### Task statement:
The response must contain every line below in which "gäller" appears.

### Extracted entries:

::::::::

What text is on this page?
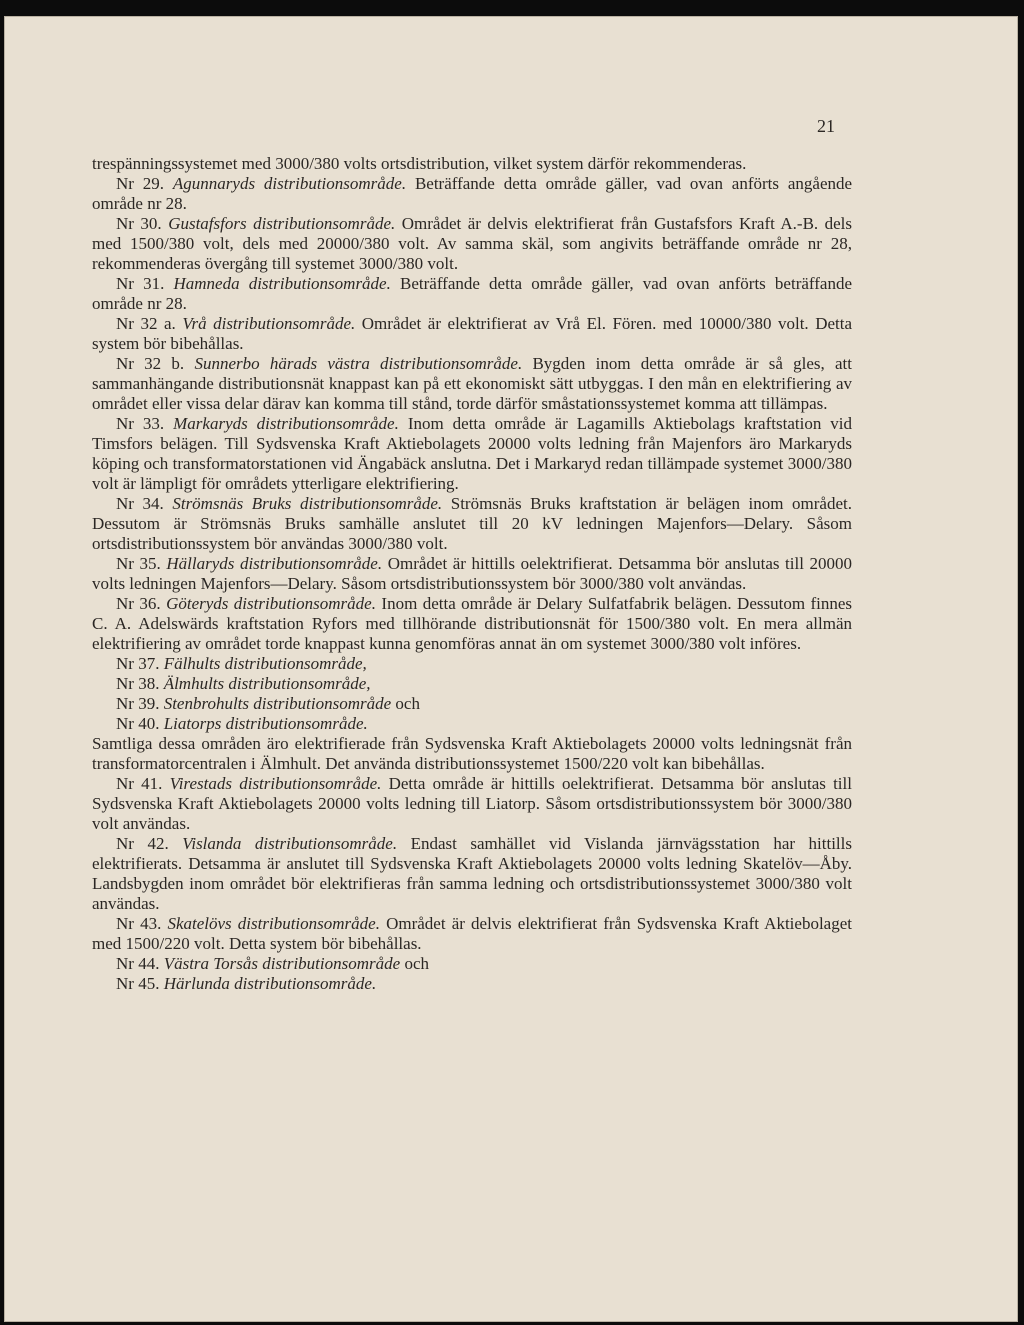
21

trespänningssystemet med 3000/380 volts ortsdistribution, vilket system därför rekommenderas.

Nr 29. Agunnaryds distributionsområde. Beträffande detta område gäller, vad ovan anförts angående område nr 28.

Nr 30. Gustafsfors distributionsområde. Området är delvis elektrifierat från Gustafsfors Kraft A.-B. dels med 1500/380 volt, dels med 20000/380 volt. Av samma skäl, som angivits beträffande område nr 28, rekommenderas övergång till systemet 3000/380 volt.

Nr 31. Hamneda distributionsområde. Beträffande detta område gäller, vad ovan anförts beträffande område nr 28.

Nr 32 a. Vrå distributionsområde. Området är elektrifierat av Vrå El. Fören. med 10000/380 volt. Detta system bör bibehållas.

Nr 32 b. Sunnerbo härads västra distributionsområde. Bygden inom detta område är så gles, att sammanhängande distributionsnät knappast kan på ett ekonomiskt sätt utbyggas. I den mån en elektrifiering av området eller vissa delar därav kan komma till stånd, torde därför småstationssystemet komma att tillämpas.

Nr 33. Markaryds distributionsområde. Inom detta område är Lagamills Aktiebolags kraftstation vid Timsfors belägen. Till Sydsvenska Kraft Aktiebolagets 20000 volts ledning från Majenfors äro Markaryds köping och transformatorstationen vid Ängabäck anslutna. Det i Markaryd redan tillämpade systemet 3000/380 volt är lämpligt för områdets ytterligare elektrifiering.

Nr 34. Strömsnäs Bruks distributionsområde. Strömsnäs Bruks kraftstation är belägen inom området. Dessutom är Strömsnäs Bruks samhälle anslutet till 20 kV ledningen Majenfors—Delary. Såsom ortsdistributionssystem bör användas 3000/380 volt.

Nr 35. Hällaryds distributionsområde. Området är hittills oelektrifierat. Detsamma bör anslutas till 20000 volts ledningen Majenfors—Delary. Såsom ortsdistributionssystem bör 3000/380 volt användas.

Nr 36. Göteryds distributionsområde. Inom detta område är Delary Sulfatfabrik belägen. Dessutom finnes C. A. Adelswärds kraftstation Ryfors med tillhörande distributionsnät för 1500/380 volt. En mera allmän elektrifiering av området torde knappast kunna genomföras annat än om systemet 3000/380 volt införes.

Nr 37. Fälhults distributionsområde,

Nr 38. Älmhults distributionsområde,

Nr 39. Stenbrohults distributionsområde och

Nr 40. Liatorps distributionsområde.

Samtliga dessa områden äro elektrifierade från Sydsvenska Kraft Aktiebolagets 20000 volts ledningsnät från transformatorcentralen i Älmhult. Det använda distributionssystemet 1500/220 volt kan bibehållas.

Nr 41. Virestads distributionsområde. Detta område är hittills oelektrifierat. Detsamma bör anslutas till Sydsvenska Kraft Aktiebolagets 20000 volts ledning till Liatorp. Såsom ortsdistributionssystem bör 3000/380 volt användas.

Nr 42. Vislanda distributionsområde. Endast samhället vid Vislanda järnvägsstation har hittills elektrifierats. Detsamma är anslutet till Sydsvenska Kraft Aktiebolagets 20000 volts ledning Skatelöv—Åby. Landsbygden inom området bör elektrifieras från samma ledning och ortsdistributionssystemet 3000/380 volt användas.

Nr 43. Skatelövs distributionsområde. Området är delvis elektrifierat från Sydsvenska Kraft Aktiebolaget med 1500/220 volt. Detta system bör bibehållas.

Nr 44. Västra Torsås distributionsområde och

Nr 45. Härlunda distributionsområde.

::::::::

### Response to this task:
Nr 29. Agunnaryds distributionsområde. Beträffande detta område gäller, vad ovan anförts angående område nr 28.
Nr 31. Hamneda distributionsområde. Beträffande detta område gäller, vad ovan anförts beträffande område nr 28.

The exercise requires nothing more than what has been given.